[start]
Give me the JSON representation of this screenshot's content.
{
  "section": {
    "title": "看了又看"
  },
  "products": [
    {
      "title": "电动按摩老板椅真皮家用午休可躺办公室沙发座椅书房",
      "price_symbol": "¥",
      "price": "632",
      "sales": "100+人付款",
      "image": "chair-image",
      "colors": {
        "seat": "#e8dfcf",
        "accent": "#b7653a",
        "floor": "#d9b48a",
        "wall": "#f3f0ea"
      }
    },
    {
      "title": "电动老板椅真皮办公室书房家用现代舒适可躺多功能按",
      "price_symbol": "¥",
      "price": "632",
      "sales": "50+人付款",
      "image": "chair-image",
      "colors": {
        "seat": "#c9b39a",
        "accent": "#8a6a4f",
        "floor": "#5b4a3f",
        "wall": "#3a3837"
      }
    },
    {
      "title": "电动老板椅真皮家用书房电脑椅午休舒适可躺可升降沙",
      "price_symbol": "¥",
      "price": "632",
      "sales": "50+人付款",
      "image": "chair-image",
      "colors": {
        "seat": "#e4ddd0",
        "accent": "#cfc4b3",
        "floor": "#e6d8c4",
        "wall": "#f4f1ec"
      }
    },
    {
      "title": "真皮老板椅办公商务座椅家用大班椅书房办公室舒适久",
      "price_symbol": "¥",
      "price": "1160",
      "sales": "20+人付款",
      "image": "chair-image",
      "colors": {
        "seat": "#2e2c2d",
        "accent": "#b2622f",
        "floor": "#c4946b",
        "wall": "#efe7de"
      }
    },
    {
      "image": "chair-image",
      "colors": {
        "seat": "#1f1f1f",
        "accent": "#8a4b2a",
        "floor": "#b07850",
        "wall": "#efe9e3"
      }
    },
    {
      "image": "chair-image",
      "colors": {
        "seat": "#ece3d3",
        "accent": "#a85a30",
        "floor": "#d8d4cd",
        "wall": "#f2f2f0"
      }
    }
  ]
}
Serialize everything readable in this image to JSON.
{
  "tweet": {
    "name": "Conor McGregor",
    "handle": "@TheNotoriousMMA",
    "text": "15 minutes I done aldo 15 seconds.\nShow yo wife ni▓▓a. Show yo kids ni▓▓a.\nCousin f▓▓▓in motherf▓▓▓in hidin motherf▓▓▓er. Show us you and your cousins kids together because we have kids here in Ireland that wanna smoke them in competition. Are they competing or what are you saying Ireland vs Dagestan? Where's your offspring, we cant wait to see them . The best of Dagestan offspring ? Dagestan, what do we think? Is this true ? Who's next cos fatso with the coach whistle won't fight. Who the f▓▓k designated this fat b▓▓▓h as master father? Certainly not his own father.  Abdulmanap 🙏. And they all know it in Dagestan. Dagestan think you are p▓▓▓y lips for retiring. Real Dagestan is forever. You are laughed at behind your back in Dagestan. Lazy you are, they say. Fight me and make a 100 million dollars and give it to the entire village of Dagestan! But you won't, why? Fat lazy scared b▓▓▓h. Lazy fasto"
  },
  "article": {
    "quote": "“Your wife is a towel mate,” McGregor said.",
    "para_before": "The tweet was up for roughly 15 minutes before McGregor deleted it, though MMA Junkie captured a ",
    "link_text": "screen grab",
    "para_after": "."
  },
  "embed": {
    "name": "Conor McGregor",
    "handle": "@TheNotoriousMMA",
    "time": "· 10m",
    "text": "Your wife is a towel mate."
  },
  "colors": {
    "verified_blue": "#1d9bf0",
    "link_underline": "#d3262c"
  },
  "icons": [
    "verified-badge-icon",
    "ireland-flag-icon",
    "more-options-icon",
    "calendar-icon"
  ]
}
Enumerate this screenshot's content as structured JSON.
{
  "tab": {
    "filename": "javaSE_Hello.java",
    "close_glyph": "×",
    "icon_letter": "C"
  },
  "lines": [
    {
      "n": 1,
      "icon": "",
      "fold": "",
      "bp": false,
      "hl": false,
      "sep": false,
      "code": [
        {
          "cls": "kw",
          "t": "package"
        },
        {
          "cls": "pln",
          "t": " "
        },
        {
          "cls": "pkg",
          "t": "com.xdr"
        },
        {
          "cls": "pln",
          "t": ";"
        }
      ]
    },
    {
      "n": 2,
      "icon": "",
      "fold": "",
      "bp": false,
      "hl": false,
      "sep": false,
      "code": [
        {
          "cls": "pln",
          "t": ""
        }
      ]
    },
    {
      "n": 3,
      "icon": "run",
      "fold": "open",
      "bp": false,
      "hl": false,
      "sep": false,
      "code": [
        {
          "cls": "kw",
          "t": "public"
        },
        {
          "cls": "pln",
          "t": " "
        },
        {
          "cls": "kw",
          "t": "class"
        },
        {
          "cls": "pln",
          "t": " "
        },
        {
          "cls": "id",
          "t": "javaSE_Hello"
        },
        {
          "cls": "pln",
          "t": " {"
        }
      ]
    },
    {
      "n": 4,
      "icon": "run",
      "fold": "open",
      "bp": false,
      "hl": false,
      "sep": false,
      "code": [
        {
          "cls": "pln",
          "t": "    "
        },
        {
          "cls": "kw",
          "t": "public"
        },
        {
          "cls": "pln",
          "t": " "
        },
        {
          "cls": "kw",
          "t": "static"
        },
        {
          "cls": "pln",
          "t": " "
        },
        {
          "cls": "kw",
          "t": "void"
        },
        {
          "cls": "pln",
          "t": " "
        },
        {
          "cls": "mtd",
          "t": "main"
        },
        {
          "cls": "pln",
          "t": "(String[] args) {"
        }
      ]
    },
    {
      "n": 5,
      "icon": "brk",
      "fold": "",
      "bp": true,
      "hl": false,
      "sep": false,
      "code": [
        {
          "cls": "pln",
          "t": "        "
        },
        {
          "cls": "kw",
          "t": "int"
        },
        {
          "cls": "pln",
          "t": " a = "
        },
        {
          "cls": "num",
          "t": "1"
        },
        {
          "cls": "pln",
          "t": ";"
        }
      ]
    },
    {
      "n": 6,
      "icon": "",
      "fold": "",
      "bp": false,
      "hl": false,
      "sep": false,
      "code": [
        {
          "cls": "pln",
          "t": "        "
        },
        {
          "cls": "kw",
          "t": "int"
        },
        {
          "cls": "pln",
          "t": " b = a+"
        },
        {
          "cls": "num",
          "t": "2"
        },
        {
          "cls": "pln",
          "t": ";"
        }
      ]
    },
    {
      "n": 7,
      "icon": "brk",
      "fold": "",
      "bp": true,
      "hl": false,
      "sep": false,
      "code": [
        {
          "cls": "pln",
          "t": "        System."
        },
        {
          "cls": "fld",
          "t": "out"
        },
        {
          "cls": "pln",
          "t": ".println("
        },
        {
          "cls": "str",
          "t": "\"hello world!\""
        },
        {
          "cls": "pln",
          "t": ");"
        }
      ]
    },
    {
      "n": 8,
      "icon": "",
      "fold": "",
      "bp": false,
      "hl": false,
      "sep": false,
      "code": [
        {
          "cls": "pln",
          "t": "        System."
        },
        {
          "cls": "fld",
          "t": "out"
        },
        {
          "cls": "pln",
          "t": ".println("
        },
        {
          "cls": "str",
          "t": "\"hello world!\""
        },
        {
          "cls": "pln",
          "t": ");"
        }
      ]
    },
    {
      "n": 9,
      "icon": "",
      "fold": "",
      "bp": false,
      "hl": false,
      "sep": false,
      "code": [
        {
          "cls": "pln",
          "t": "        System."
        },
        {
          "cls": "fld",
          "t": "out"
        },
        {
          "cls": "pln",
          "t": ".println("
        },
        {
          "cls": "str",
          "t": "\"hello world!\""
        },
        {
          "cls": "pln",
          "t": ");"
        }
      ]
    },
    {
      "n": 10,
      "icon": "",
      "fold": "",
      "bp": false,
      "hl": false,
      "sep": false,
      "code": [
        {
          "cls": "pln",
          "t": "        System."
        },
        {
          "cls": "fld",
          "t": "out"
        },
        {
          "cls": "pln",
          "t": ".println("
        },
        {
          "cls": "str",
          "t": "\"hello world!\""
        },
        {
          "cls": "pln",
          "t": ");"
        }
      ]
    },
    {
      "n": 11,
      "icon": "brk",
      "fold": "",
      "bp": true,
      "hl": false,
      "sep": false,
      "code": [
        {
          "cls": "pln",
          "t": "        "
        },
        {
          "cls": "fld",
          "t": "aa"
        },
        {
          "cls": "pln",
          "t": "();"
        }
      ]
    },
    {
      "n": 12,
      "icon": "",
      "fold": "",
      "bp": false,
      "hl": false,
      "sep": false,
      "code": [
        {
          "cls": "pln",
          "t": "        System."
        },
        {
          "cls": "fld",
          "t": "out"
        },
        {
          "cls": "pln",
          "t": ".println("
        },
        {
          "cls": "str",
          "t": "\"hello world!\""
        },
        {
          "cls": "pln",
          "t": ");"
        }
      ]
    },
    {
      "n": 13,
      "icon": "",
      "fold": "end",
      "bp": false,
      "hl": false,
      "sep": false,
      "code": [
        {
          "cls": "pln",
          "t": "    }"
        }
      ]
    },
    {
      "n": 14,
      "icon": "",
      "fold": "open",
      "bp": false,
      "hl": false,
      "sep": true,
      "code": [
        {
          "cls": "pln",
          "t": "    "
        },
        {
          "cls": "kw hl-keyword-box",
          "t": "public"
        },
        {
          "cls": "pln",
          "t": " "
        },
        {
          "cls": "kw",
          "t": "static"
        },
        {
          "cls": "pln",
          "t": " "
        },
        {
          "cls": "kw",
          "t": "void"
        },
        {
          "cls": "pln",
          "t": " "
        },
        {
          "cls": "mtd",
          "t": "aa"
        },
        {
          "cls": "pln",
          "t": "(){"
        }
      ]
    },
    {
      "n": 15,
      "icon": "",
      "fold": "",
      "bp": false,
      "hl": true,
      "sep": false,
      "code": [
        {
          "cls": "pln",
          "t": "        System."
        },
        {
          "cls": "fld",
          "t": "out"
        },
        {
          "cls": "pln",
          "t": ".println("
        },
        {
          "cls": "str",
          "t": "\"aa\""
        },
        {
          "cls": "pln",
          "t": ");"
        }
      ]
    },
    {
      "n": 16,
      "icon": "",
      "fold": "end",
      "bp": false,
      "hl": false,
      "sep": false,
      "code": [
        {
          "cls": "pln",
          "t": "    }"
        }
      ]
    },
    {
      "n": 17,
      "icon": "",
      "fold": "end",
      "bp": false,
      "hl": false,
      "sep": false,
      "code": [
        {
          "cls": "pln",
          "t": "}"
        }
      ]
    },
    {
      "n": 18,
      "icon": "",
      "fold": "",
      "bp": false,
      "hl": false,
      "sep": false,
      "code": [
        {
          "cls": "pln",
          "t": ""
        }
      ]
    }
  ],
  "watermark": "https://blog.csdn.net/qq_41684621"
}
[end]
Exercise:
Copy all lines from the entries that contain the word "content".

Problem solution:
Give me the JSON representation of this screenshot's content.
Enumerate this screenshot's content as structured JSON.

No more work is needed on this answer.